■ **Exercise directions**
Write every line of the material out exactly as shown.

■ **Material supplied**
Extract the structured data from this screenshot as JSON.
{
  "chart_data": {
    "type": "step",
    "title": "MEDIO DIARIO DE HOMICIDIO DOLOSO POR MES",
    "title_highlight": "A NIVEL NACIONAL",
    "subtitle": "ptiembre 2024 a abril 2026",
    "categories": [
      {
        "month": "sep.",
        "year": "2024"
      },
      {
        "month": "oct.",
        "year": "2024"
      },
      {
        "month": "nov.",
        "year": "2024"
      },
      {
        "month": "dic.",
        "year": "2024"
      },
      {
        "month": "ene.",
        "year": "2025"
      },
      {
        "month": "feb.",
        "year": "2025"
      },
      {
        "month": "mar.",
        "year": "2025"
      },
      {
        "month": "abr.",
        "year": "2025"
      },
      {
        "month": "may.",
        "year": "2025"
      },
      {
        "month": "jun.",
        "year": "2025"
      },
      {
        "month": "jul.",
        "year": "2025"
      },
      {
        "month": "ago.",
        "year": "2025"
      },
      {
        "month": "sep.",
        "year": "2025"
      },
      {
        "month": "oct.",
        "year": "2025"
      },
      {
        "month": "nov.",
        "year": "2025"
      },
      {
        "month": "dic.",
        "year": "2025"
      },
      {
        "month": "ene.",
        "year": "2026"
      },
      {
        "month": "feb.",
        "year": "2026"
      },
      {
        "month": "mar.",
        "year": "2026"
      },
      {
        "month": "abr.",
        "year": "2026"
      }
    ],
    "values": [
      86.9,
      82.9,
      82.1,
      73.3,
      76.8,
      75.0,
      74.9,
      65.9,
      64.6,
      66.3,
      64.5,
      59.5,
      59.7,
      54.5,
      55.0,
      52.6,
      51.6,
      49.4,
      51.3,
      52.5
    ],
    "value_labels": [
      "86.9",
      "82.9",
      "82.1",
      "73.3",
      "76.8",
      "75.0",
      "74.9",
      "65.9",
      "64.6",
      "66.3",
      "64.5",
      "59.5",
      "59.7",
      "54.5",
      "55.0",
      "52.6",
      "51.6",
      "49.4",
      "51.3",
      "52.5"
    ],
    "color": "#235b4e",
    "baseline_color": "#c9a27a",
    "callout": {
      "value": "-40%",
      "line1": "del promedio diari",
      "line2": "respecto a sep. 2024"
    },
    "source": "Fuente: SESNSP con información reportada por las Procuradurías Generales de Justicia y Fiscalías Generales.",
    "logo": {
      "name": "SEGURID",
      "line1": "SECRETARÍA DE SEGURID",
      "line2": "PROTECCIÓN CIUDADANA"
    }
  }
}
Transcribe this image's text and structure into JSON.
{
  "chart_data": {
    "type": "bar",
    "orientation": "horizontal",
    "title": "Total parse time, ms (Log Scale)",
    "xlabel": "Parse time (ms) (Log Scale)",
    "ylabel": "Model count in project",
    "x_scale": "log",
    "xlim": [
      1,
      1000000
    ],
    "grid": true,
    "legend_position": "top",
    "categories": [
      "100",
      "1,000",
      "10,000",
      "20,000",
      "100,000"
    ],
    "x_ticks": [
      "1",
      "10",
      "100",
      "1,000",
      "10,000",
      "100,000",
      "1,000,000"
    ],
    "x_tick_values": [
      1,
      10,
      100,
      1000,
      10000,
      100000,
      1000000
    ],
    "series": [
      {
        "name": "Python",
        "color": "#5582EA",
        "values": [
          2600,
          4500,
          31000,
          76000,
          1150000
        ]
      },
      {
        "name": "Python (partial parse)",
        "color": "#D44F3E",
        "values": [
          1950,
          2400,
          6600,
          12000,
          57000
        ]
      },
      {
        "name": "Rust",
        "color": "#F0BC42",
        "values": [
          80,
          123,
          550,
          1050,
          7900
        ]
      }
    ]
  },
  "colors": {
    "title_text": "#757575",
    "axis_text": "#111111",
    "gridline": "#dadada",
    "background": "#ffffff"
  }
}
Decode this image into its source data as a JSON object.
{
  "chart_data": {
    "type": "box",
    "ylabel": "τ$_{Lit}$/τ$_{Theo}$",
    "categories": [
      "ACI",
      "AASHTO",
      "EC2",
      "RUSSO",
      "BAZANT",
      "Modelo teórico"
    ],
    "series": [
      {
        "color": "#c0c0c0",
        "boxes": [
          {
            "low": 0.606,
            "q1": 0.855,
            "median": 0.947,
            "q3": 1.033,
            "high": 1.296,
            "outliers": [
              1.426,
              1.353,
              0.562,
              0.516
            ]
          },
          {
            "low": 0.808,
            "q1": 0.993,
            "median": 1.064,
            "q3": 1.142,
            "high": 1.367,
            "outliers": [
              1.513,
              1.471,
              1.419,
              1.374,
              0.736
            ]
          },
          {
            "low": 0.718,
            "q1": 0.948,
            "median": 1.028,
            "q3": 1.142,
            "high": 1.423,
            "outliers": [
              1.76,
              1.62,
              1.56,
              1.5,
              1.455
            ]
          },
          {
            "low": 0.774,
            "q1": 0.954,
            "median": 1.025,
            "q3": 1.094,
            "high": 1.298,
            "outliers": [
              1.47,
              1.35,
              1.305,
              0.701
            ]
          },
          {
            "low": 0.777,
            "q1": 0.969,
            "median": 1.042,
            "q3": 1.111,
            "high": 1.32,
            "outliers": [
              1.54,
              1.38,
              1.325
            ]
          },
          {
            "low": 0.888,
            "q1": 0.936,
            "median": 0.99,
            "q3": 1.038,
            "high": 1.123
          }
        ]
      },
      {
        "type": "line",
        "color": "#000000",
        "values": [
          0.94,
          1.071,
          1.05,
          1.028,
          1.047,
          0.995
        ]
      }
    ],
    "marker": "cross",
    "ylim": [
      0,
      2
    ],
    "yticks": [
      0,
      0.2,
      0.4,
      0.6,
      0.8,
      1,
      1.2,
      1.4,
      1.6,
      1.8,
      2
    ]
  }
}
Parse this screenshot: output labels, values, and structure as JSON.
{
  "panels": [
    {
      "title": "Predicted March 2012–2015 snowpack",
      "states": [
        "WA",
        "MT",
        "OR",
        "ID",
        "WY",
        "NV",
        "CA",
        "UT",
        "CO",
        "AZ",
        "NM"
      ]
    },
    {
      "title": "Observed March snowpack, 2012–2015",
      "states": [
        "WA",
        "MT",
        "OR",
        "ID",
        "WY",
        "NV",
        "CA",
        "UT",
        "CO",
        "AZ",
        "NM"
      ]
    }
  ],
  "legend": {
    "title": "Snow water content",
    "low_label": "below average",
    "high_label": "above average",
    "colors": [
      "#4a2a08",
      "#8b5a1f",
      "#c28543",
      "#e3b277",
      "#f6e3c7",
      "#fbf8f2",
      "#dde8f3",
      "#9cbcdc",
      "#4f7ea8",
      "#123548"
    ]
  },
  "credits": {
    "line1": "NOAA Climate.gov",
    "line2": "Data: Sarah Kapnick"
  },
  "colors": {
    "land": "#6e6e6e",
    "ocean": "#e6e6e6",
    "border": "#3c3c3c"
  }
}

■ **Output for this task**
Extract the structured data from this screenshot as JSON.
{
  "chart_data": {
    "type": "step",
    "title": "MEDIO DIARIO DE HOMICIDIO DOLOSO POR MES",
    "title_highlight": "A NIVEL NACIONAL",
    "subtitle": "ptiembre 2024 a abril 2026",
    "categories": [
      {
        "month": "sep.",
        "year": "2024"
      },
      {
        "month": "oct.",
        "year": "2024"
      },
      {
        "month": "nov.",
        "year": "2024"
      },
      {
        "month": "dic.",
        "year": "2024"
      },
      {
        "month": "ene.",
        "year": "2025"
      },
      {
        "month": "feb.",
        "year": "2025"
      },
      {
        "month": "mar.",
        "year": "2025"
      },
      {
        "month": "abr.",
        "year": "2025"
      },
      {
        "month": "may.",
        "year": "2025"
      },
      {
        "month": "jun.",
        "year": "2025"
      },
      {
        "month": "jul.",
        "year": "2025"
      },
      {
        "month": "ago.",
        "year": "2025"
      },
      {
        "month": "sep.",
        "year": "2025"
      },
      {
        "month": "oct.",
        "year": "2025"
      },
      {
        "month": "nov.",
        "year": "2025"
      },
      {
        "month": "dic.",
        "year": "2025"
      },
      {
        "month": "ene.",
        "year": "2026"
      },
      {
        "month": "feb.",
        "year": "2026"
      },
      {
        "month": "mar.",
        "year": "2026"
      },
      {
        "month": "abr.",
        "year": "2026"
      }
    ],
    "values": [
      86.9,
      82.9,
      82.1,
      73.3,
      76.8,
      75.0,
      74.9,
      65.9,
      64.6,
      66.3,
      64.5,
      59.5,
      59.7,
      54.5,
      55.0,
      52.6,
      51.6,
      49.4,
      51.3,
      52.5
    ],
    "value_labels": [
      "86.9",
      "82.9",
      "82.1",
      "73.3",
      "76.8",
      "75.0",
      "74.9",
      "65.9",
      "64.6",
      "66.3",
      "64.5",
      "59.5",
      "59.7",
      "54.5",
      "55.0",
      "52.6",
      "51.6",
      "49.4",
      "51.3",
      "52.5"
    ],
    "color": "#235b4e",
    "baseline_color": "#c9a27a",
    "callout": {
      "value": "-40%",
      "line1": "del promedio diari",
      "line2": "respecto a sep. 2024"
    },
    "source": "Fuente: SESNSP con información reportada por las Procuradurías Generales de Justicia y Fiscalías Generales.",
    "logo": {
      "name": "SEGURID",
      "line1": "SECRETARÍA DE SEGURID",
      "line2": "PROTECCIÓN CIUDADANA"
    }
  }
}
Transcribe this image's text and structure into JSON.
{
  "chart_data": {
    "type": "bar",
    "orientation": "horizontal",
    "title": "Total parse time, ms (Log Scale)",
    "xlabel": "Parse time (ms) (Log Scale)",
    "ylabel": "Model count in project",
    "x_scale": "log",
    "xlim": [
      1,
      1000000
    ],
    "grid": true,
    "legend_position": "top",
    "categories": [
      "100",
      "1,000",
      "10,000",
      "20,000",
      "100,000"
    ],
    "x_ticks": [
      "1",
      "10",
      "100",
      "1,000",
      "10,000",
      "100,000",
      "1,000,000"
    ],
    "x_tick_values": [
      1,
      10,
      100,
      1000,
      10000,
      100000,
      1000000
    ],
    "series": [
      {
        "name": "Python",
        "color": "#5582EA",
        "values": [
          2600,
          4500,
          31000,
          76000,
          1150000
        ]
      },
      {
        "name": "Python (partial parse)",
        "color": "#D44F3E",
        "values": [
          1950,
          2400,
          6600,
          12000,
          57000
        ]
      },
      {
        "name": "Rust",
        "color": "#F0BC42",
        "values": [
          80,
          123,
          550,
          1050,
          7900
        ]
      }
    ]
  },
  "colors": {
    "title_text": "#757575",
    "axis_text": "#111111",
    "gridline": "#dadada",
    "background": "#ffffff"
  }
}
Decode this image into its source data as a JSON object.
{
  "chart_data": {
    "type": "box",
    "ylabel": "τ$_{Lit}$/τ$_{Theo}$",
    "categories": [
      "ACI",
      "AASHTO",
      "EC2",
      "RUSSO",
      "BAZANT",
      "Modelo teórico"
    ],
    "series": [
      {
        "color": "#c0c0c0",
        "boxes": [
          {
            "low": 0.606,
            "q1": 0.855,
            "median": 0.947,
            "q3": 1.033,
            "high": 1.296,
            "outliers": [
              1.426,
              1.353,
              0.562,
              0.516
            ]
          },
          {
            "low": 0.808,
            "q1": 0.993,
            "median": 1.064,
            "q3": 1.142,
            "high": 1.367,
            "outliers": [
              1.513,
              1.471,
              1.419,
              1.374,
              0.736
            ]
          },
          {
            "low": 0.718,
            "q1": 0.948,
            "median": 1.028,
            "q3": 1.142,
            "high": 1.423,
            "outliers": [
              1.76,
              1.62,
              1.56,
              1.5,
              1.455
            ]
          },
          {
            "low": 0.774,
            "q1": 0.954,
            "median": 1.025,
            "q3": 1.094,
            "high": 1.298,
            "outliers": [
              1.47,
              1.35,
              1.305,
              0.701
            ]
          },
          {
            "low": 0.777,
            "q1": 0.969,
            "median": 1.042,
            "q3": 1.111,
            "high": 1.32,
            "outliers": [
              1.54,
              1.38,
              1.325
            ]
          },
          {
            "low": 0.888,
            "q1": 0.936,
            "median": 0.99,
            "q3": 1.038,
            "high": 1.123
          }
        ]
      },
      {
        "type": "line",
        "color": "#000000",
        "values": [
          0.94,
          1.071,
          1.05,
          1.028,
          1.047,
          0.995
        ]
      }
    ],
    "marker": "cross",
    "ylim": [
      0,
      2
    ],
    "yticks": [
      0,
      0.2,
      0.4,
      0.6,
      0.8,
      1,
      1.2,
      1.4,
      1.6,
      1.8,
      2
    ]
  }
}
Parse this screenshot: output labels, values, and structure as JSON.
{
  "panels": [
    {
      "title": "Predicted March 2012–2015 snowpack",
      "states": [
        "WA",
        "MT",
        "OR",
        "ID",
        "WY",
        "NV",
        "CA",
        "UT",
        "CO",
        "AZ",
        "NM"
      ]
    },
    {
      "title": "Observed March snowpack, 2012–2015",
      "states": [
        "WA",
        "MT",
        "OR",
        "ID",
        "WY",
        "NV",
        "CA",
        "UT",
        "CO",
        "AZ",
        "NM"
      ]
    }
  ],
  "legend": {
    "title": "Snow water content",
    "low_label": "below average",
    "high_label": "above average",
    "colors": [
      "#4a2a08",
      "#8b5a1f",
      "#c28543",
      "#e3b277",
      "#f6e3c7",
      "#fbf8f2",
      "#dde8f3",
      "#9cbcdc",
      "#4f7ea8",
      "#123548"
    ]
  },
  "credits": {
    "line1": "NOAA Climate.gov",
    "line2": "Data: Sarah Kapnick"
  },
  "colors": {
    "land": "#6e6e6e",
    "ocean": "#e6e6e6",
    "border": "#3c3c3c"
  }
}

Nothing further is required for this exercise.